SELECTED TEXT –

- Alpine skiing
- Venue: Rock (DH) / Ice River (SL), Yanqing District
- Date: 17 February 2022
- Competitors: 26 from 14 nations
- Winning time: 2:25.67

Medalists
- 1st place, gold medalist(s):  / Michelle Gisin / Switzerland
- 2nd place, silver medalist(s):  / Wendy Holdener / Switzerland
- 3rd place, bronze medalist(s):  / Federica Brignone / Italy

= Alpine skiing at the 2022 Winter Olympics – Women's combined =

The Women's combined competition of the Beijing 2022 Olympics was held on 17 February, on "Rock" (DH) and "Ice River" (SL) courses at the Yanqing National Alpine Ski Centre in Yanqing District.

RECORDS SUPPLIED –
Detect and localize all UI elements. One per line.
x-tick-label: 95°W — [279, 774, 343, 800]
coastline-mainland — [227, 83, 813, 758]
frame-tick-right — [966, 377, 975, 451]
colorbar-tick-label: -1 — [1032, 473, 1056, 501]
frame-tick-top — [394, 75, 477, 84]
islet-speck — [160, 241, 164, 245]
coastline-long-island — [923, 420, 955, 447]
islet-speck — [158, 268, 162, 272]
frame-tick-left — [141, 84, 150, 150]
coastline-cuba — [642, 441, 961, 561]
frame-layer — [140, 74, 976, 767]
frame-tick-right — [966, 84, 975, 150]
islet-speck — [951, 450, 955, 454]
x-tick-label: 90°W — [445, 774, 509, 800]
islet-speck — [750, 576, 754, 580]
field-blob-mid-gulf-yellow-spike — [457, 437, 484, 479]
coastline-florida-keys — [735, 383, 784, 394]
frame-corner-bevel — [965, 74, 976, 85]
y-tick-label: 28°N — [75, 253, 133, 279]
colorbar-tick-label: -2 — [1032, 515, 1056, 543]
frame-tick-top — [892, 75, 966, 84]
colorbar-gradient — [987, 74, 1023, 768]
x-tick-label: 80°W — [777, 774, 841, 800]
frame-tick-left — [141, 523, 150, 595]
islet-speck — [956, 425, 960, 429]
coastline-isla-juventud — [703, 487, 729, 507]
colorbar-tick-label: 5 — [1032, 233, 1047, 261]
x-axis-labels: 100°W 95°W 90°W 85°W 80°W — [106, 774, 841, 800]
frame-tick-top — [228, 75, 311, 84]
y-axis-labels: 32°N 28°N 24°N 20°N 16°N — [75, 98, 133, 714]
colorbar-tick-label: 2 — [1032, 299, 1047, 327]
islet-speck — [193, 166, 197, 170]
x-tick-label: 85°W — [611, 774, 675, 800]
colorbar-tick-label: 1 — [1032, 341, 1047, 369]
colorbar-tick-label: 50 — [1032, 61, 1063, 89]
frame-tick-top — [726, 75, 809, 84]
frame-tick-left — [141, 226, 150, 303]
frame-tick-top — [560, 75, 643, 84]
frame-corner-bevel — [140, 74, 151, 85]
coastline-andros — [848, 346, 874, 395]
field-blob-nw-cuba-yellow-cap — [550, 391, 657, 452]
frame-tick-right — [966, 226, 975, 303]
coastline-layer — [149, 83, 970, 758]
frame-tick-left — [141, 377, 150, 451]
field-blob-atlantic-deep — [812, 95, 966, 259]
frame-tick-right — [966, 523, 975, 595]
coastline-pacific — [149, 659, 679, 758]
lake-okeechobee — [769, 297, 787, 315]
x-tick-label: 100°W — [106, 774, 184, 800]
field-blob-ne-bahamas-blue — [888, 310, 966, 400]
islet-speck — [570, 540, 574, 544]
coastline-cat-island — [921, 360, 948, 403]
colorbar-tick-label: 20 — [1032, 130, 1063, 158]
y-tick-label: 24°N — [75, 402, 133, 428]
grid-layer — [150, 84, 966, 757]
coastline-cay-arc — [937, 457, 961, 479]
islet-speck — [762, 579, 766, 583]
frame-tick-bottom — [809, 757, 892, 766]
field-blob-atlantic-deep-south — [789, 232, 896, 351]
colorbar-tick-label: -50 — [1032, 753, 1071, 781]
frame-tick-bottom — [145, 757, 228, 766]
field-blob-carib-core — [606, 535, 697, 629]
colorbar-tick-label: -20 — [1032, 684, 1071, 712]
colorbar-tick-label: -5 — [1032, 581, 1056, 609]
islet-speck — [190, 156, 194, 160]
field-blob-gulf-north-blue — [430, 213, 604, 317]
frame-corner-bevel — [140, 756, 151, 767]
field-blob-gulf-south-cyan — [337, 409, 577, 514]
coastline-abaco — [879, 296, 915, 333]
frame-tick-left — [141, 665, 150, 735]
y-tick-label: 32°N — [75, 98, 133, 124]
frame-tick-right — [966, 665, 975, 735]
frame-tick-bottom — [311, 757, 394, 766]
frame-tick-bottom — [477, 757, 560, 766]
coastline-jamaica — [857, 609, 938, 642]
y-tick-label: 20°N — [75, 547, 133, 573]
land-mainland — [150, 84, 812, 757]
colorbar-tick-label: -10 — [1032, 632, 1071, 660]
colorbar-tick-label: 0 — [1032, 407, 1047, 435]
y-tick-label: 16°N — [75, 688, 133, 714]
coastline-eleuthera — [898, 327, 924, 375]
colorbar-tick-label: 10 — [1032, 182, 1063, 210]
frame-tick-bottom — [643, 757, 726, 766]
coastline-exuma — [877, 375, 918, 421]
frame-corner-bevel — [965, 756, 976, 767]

TASK DIRECTIONS – Reproduce the Olympic women's combined text word for word, in full.

ANSWER BOX –
- Alpine skiing
- Venue: Rock (DH) / Ice River (SL), Yanqing District
- Date: 17 February 2022
- Competitors: 26 from 14 nations
- Winning time: 2:25.67

Medalists
- 1st place, gold medalist(s):  / Michelle Gisin / Switzerland
- 2nd place, silver medalist(s):  / Wendy Holdener / Switzerland
- 3rd place, bronze medalist(s):  / Federica Brignone / Italy

= Alpine skiing at the 2022 Winter Olympics – Women's combined =

The Women's combined competition of the Beijing 2022 Olympics was held on 17 February, on "Rock" (DH) and "Ice River" (SL) courses at the Yanqing National Alpine Ski Centre in Yanqing District.